SHORT TASK
Extract the records below word for word and ignore the images.

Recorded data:
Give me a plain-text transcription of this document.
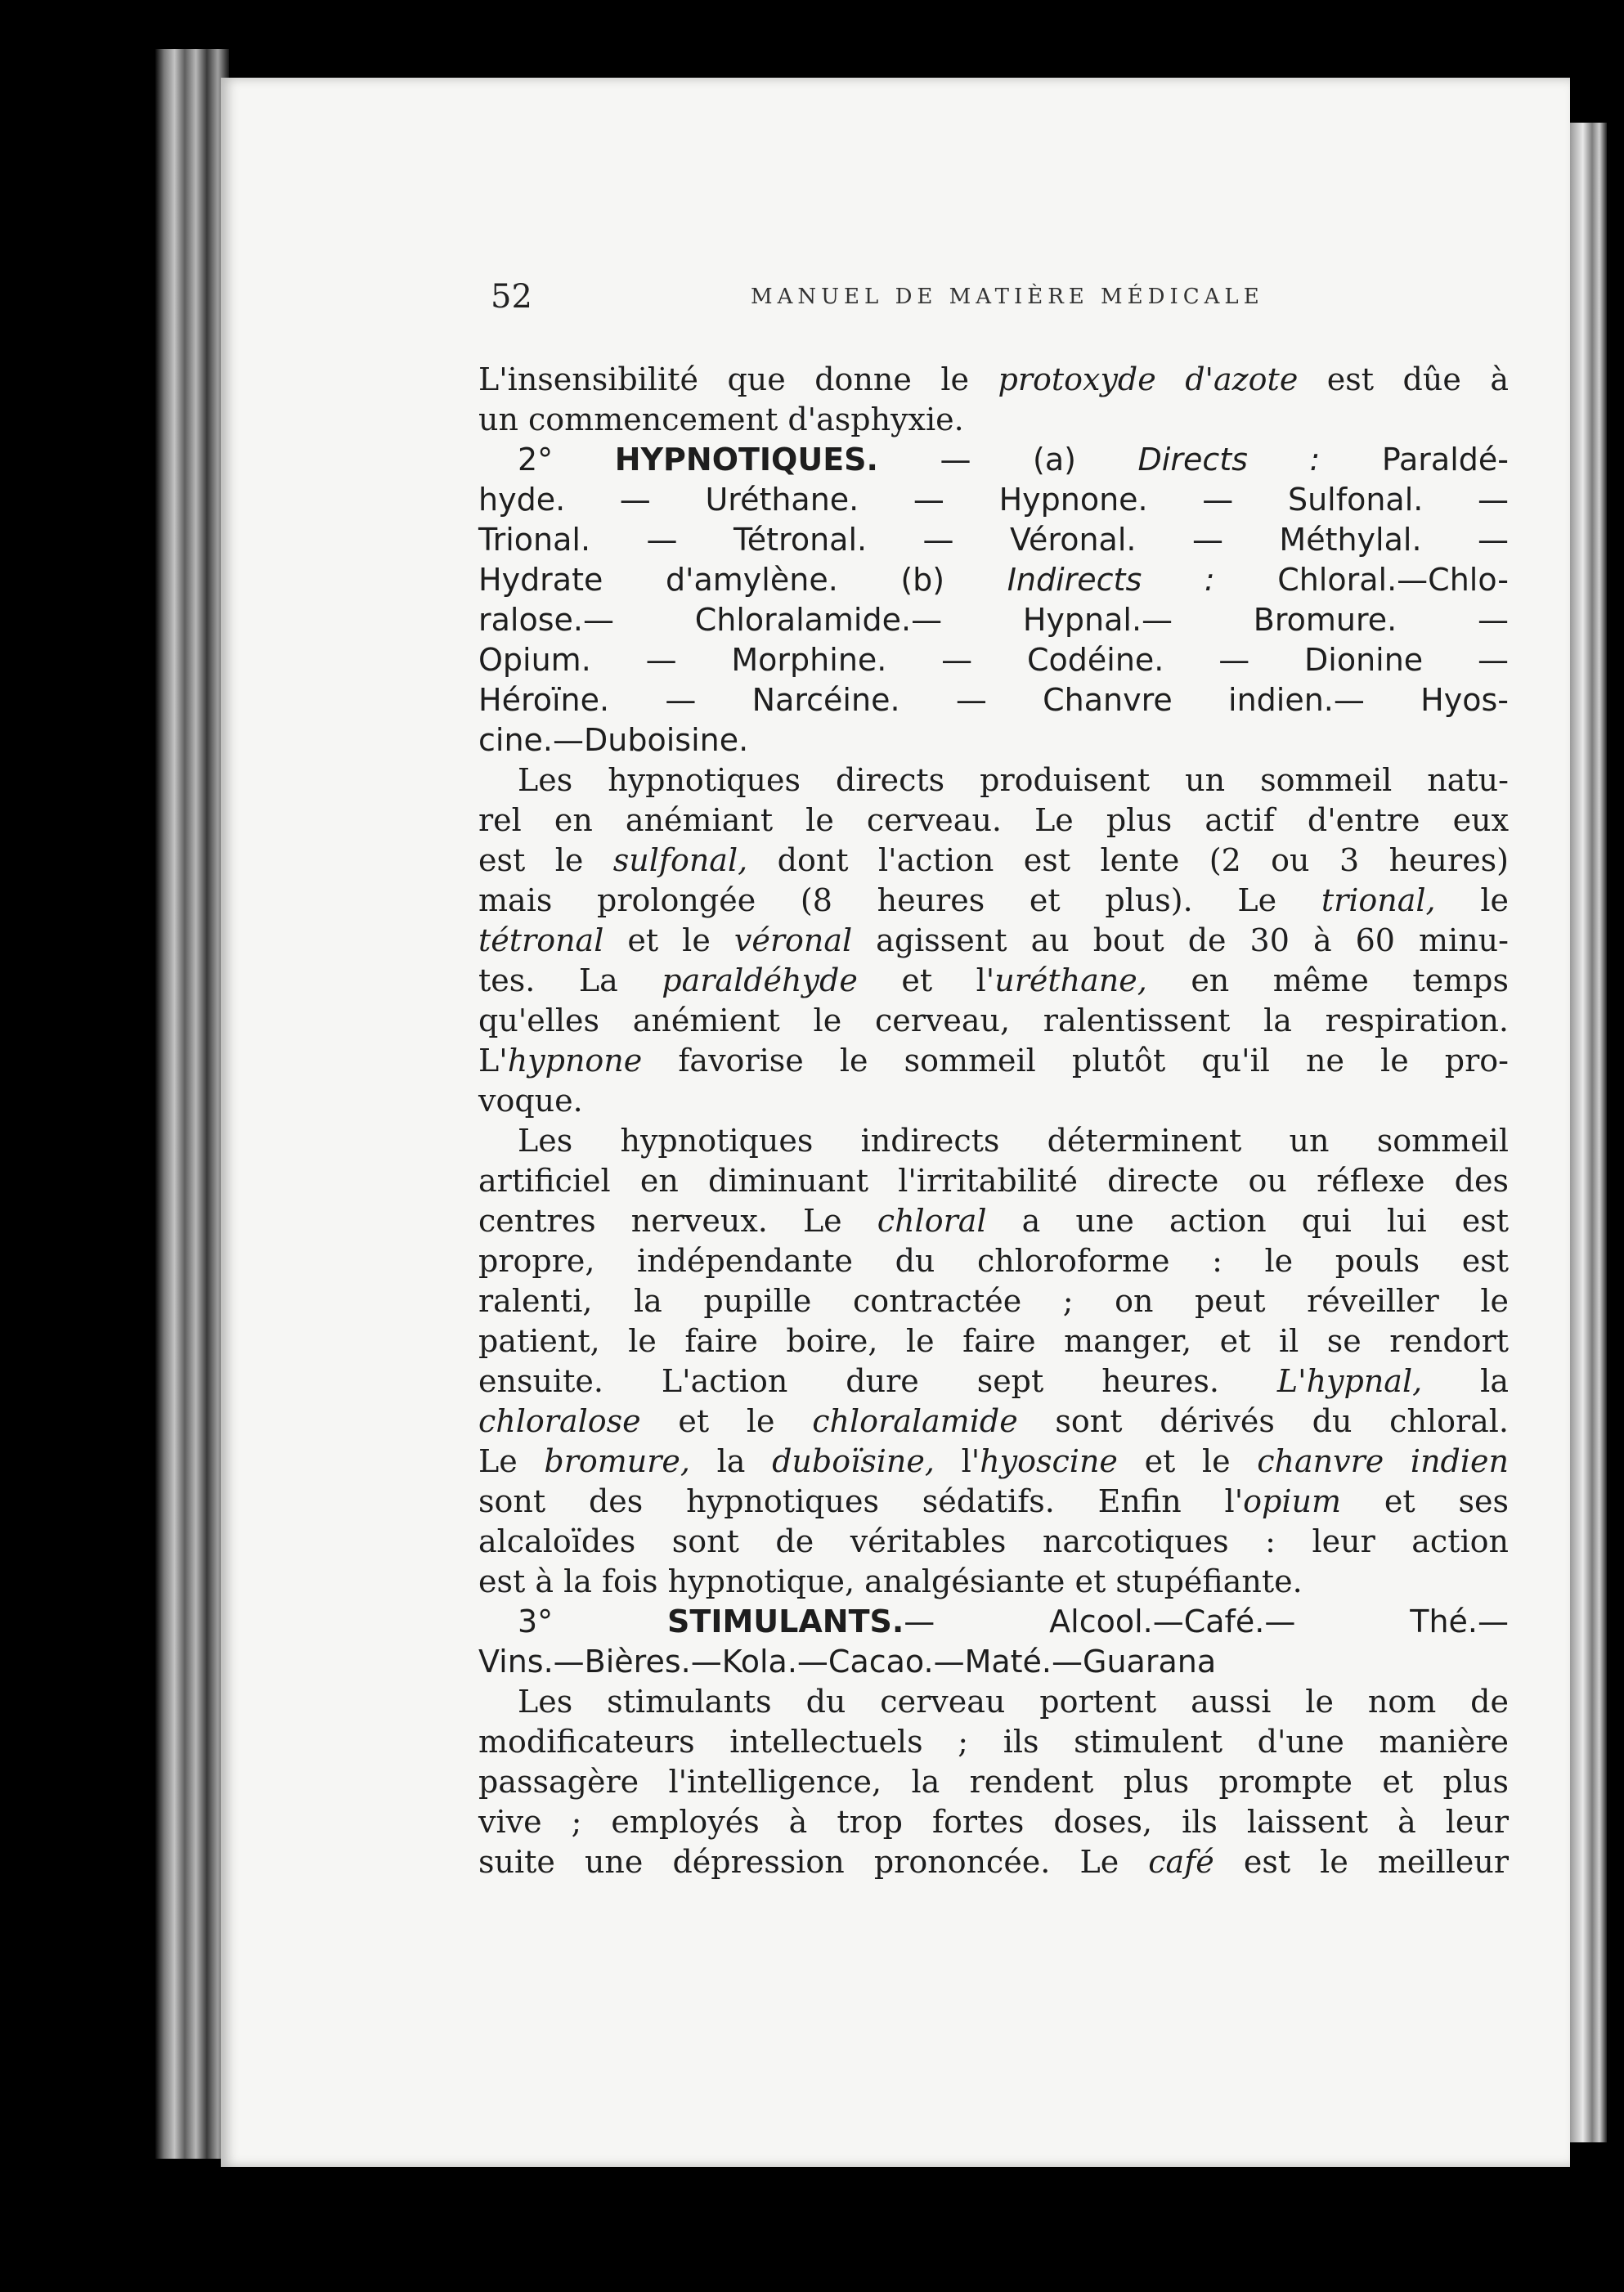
52	MANUEL DE MATIÈRE MÉDICALE
L'insensibilité que donne le protoxyde d'azote est dûe à
un commencement d'asphyxie.
2° HYPNOTIQUES. — (a) Directs : Paraldé-
hyde. — Uréthane. — Hypnone. — Sulfonal. —
Trional. — Tétronal. — Véronal. — Méthylal. —
Hydrate d'amylène. (b) Indirects : Chloral.—Chlo-
ralose.— Chloralamide.— Hypnal.— Bromure. —
Opium. — Morphine. — Codéine. — Dionine —
Héroïne. — Narcéine. — Chanvre indien.— Hyos-
cine.—Duboisine.
Les hypnotiques directs produisent un sommeil natu-
rel en anémiant le cerveau. Le plus actif d'entre eux
est le sulfonal, dont l'action est lente (2 ou 3 heures)
mais prolongée (8 heures et plus). Le trional, le
tétronal et le véronal agissent au bout de 30 à 60 minu-
tes. La paraldéhyde et l'uréthane, en même temps
qu'elles anémient le cerveau, ralentissent la respiration.
L'hypnone favorise le sommeil plutôt qu'il ne le pro-
voque.
Les hypnotiques indirects déterminent un sommeil
artificiel en diminuant l'irritabilité directe ou réflexe des
centres nerveux. Le chloral a une action qui lui est
propre, indépendante du chloroforme : le pouls est
ralenti, la pupille contractée ; on peut réveiller le
patient, le faire boire, le faire manger, et il se rendort
ensuite. L'action dure sept heures. L'hypnal, la
chloralose et le chloralamide sont dérivés du chloral.
Le bromure, la duboïsine, l'hyoscine et le chanvre indien
sont des hypnotiques sédatifs. Enfin l'opium et ses
alcaloïdes sont de véritables narcotiques : leur action
est à la fois hypnotique, analgésiante et stupéfiante.
3° STIMULANTS.— Alcool.—Café.— Thé.—
Vins.—Bières.—Kola.—Cacao.—Maté.—Guarana
Les stimulants du cerveau portent aussi le nom de
modificateurs intellectuels ; ils stimulent d'une manière
passagère l'intelligence, la rendent plus prompte et plus
vive ; employés à trop fortes doses, ils laissent à leur
suite une dépression prononcée. Le café est le meilleur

THE RESULT
Give me a plain-text transcription of this document.
52	MANUEL DE MATIÈRE MÉDICALE
L'insensibilité que donne le protoxyde d'azote est dûe à
un commencement d'asphyxie.
2° HYPNOTIQUES. — (a) Directs : Paraldé-
hyde. — Uréthane. — Hypnone. — Sulfonal. —
Trional. — Tétronal. — Véronal. — Méthylal. —
Hydrate d'amylène. (b) Indirects : Chloral.—Chlo-
ralose.— Chloralamide.— Hypnal.— Bromure. —
Opium. — Morphine. — Codéine. — Dionine —
Héroïne. — Narcéine. — Chanvre indien.— Hyos-
cine.—Duboisine.
Les hypnotiques directs produisent un sommeil natu-
rel en anémiant le cerveau. Le plus actif d'entre eux
est le sulfonal, dont l'action est lente (2 ou 3 heures)
mais prolongée (8 heures et plus). Le trional, le
tétronal et le véronal agissent au bout de 30 à 60 minu-
tes. La paraldéhyde et l'uréthane, en même temps
qu'elles anémient le cerveau, ralentissent la respiration.
L'hypnone favorise le sommeil plutôt qu'il ne le pro-
voque.
Les hypnotiques indirects déterminent un sommeil
artificiel en diminuant l'irritabilité directe ou réflexe des
centres nerveux. Le chloral a une action qui lui est
propre, indépendante du chloroforme : le pouls est
ralenti, la pupille contractée ; on peut réveiller le
patient, le faire boire, le faire manger, et il se rendort
ensuite. L'action dure sept heures. L'hypnal, la
chloralose et le chloralamide sont dérivés du chloral.
Le bromure, la duboïsine, l'hyoscine et le chanvre indien
sont des hypnotiques sédatifs. Enfin l'opium et ses
alcaloïdes sont de véritables narcotiques : leur action
est à la fois hypnotique, analgésiante et stupéfiante.
3° STIMULANTS.— Alcool.—Café.— Thé.—
Vins.—Bières.—Kola.—Cacao.—Maté.—Guarana
Les stimulants du cerveau portent aussi le nom de
modificateurs intellectuels ; ils stimulent d'une manière
passagère l'intelligence, la rendent plus prompte et plus
vive ; employés à trop fortes doses, ils laissent à leur
suite une dépression prononcée. Le café est le meilleur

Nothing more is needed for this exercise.